- Written instruction A -
In the Splunk question, what does bcSendAction=1 indicate?
- Written instruction B -
List every field name used in the query given in the Splunk question.
- Written instruction C -
Rewrite the paragraph of the Splunk question beginning "Now, my other search is a log" in one shorter sentence, keeping its main facts.

- Text shown -

Splunk query reference field in joined data - splunk

Full disclosure, I am very new Splunk so I may explain my question incorrectly.
I have two data sources and was given a query to pull data from them individually. I am trying to join this data together so I can create some type of chart, but I am unsure of this would be a join/search etc.
My initial query is as follows:
This allows me to search through the mail logs by sender address and show all emails with a bcSendAction=1, which is a successful send.
index=mail sourcetype=barracuda [search index=mail sourcetype=barracuda bcSender="someemail#domain.com" | table bcMsgId] bcSendAction=1
The result of this search is as follows:
Now, my other search is a log that shows all of the sender email addresses during a certain time period. I would like to use the result of this (the email value) in the first search so that I don't have to hard-code the bcSender, but rather have it use the results from the other source.

- Stored rows -
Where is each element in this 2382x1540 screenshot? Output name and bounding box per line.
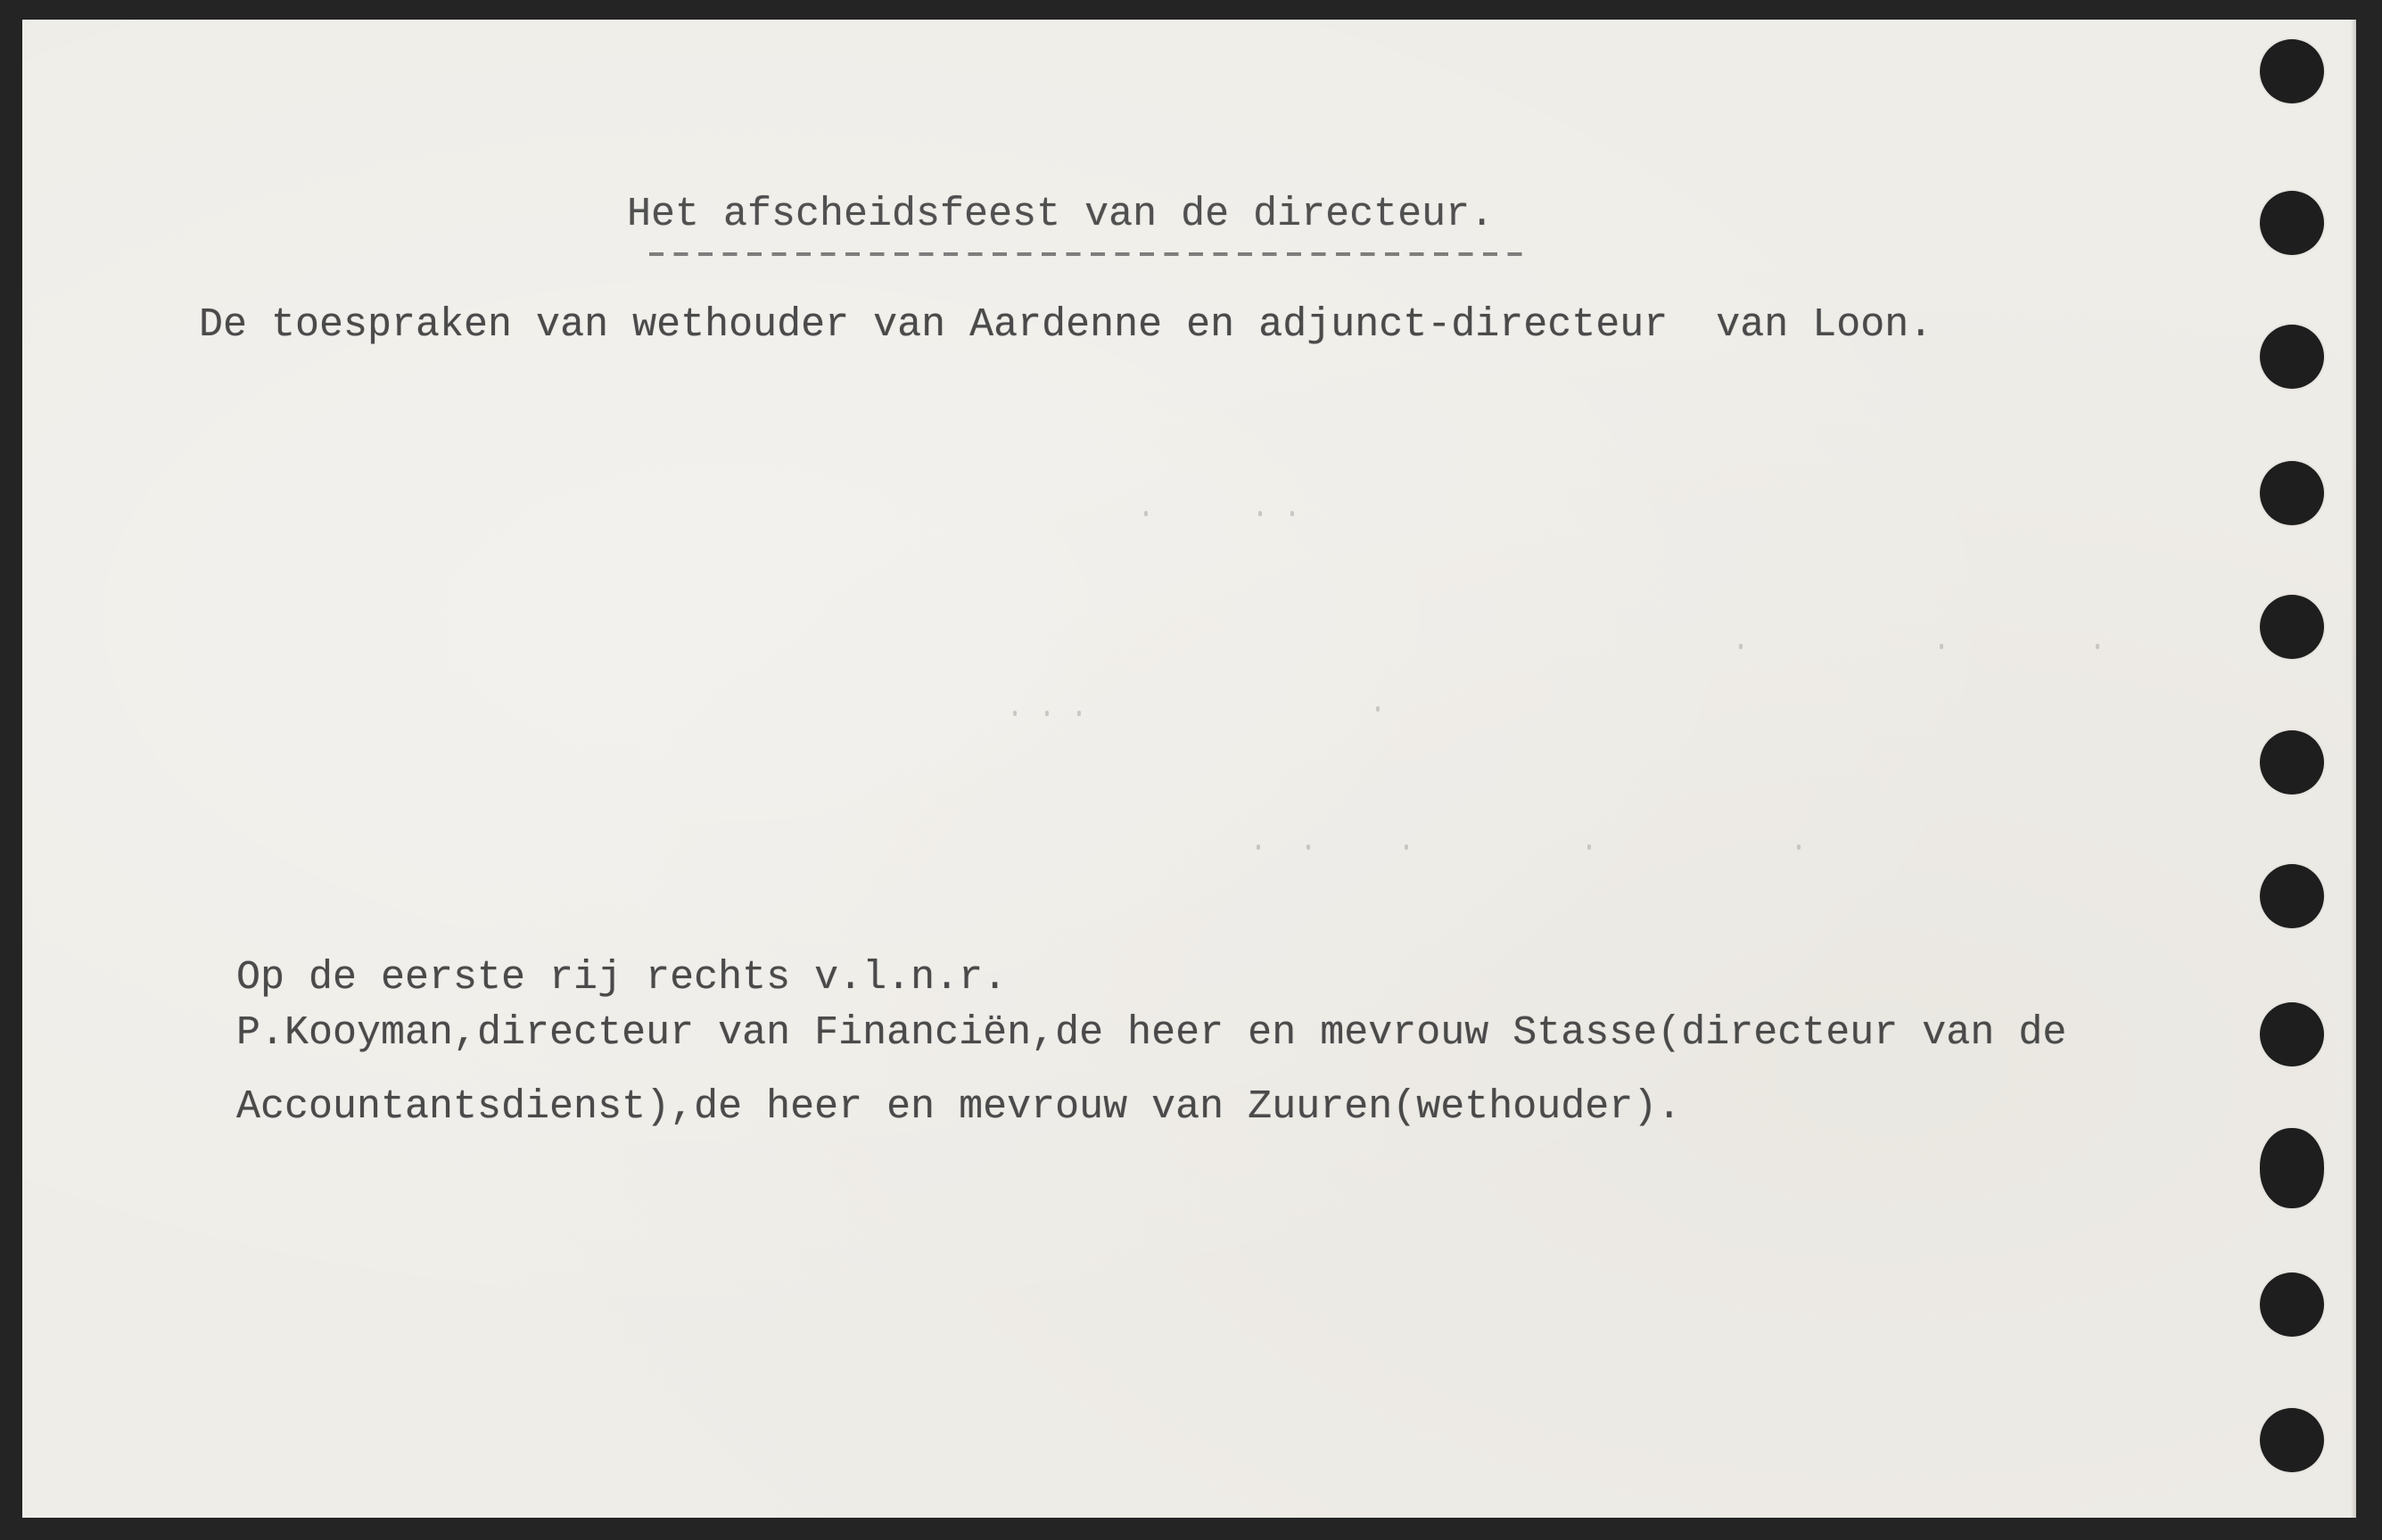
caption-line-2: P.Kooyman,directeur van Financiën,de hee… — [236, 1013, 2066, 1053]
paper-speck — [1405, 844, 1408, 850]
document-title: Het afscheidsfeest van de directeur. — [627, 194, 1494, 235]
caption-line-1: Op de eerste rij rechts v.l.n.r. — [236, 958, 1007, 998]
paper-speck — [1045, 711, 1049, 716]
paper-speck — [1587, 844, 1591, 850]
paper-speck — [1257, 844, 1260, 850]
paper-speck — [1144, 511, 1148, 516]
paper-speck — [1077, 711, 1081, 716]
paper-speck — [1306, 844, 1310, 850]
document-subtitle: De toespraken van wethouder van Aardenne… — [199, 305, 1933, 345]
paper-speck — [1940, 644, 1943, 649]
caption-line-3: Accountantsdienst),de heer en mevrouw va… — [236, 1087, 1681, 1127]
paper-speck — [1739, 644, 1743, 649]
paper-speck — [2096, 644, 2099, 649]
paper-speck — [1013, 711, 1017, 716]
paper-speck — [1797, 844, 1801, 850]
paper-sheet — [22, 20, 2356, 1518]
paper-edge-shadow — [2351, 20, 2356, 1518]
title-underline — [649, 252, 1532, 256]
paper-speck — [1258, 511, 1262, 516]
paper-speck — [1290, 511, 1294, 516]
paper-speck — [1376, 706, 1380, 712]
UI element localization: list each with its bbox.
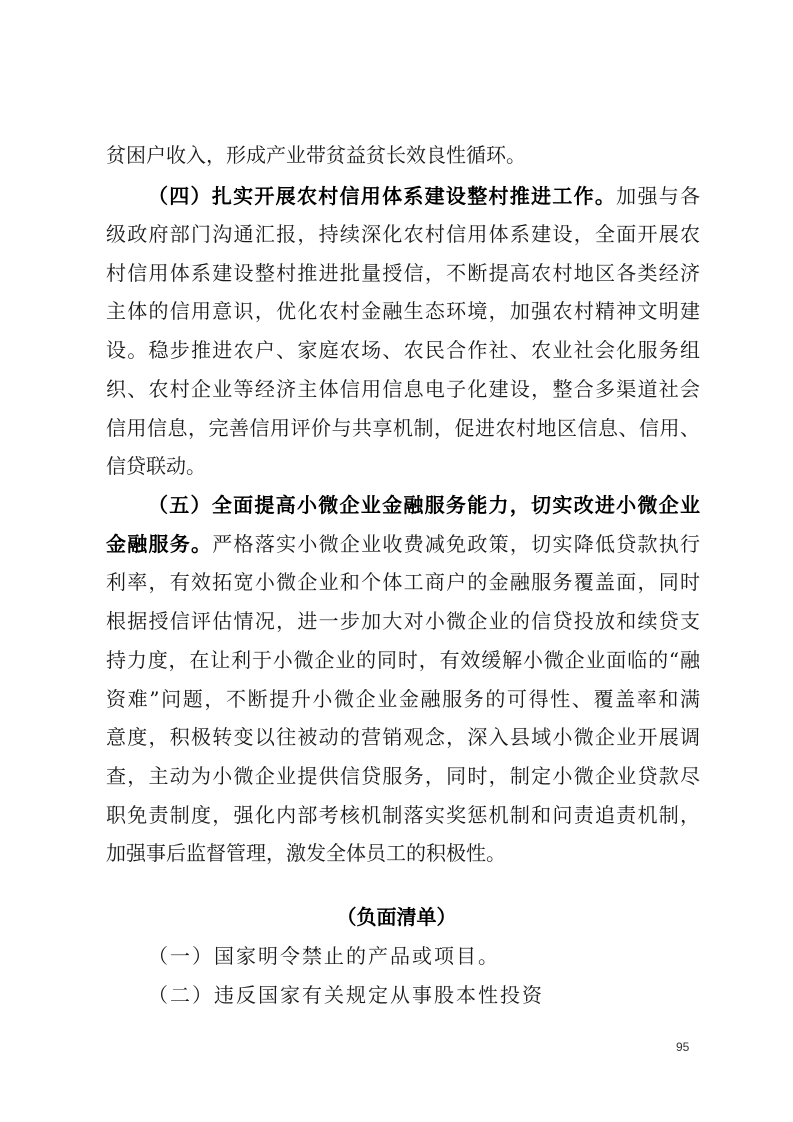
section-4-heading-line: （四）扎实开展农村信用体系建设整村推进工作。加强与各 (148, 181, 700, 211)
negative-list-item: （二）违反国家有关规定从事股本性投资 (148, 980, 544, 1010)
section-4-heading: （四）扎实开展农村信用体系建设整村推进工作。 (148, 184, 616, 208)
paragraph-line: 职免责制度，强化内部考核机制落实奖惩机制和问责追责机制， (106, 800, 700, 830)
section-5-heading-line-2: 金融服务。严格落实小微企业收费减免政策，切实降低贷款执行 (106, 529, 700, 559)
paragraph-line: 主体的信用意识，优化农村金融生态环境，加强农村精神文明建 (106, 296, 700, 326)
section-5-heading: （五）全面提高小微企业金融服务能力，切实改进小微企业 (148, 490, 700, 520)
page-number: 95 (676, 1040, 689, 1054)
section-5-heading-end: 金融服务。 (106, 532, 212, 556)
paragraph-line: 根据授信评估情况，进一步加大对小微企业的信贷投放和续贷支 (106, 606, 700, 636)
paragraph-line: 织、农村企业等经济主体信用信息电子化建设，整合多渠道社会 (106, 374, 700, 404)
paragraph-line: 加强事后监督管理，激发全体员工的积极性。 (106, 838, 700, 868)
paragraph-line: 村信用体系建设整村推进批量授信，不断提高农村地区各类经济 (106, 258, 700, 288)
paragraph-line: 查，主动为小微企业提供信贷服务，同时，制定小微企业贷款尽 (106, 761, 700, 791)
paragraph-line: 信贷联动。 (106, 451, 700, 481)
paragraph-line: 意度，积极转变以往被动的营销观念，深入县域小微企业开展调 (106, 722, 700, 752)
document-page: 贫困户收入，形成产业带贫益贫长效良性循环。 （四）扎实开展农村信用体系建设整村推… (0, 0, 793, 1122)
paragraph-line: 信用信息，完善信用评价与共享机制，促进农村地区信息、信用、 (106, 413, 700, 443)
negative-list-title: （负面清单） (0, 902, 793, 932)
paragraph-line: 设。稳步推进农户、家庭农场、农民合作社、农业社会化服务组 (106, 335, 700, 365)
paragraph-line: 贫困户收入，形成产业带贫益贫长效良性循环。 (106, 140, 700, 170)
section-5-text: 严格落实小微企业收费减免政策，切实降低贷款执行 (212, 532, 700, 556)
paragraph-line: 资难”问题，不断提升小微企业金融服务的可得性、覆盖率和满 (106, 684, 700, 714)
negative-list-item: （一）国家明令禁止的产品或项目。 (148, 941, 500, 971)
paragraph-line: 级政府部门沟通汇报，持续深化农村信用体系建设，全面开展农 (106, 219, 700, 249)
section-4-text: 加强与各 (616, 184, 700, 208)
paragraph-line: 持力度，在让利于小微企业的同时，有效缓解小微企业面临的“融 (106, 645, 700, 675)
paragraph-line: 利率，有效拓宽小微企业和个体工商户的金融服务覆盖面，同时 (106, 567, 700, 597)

- Complete answer A -
A successful send.

- Complete answer B -
index, sourcetype, bcSender, bcMsgId, bcSendAction

- Complete answer C -
The second search is a log of all sender email addresses over a time period, and the goal is to feed those email values into the first search instead of hard-coding bcSender.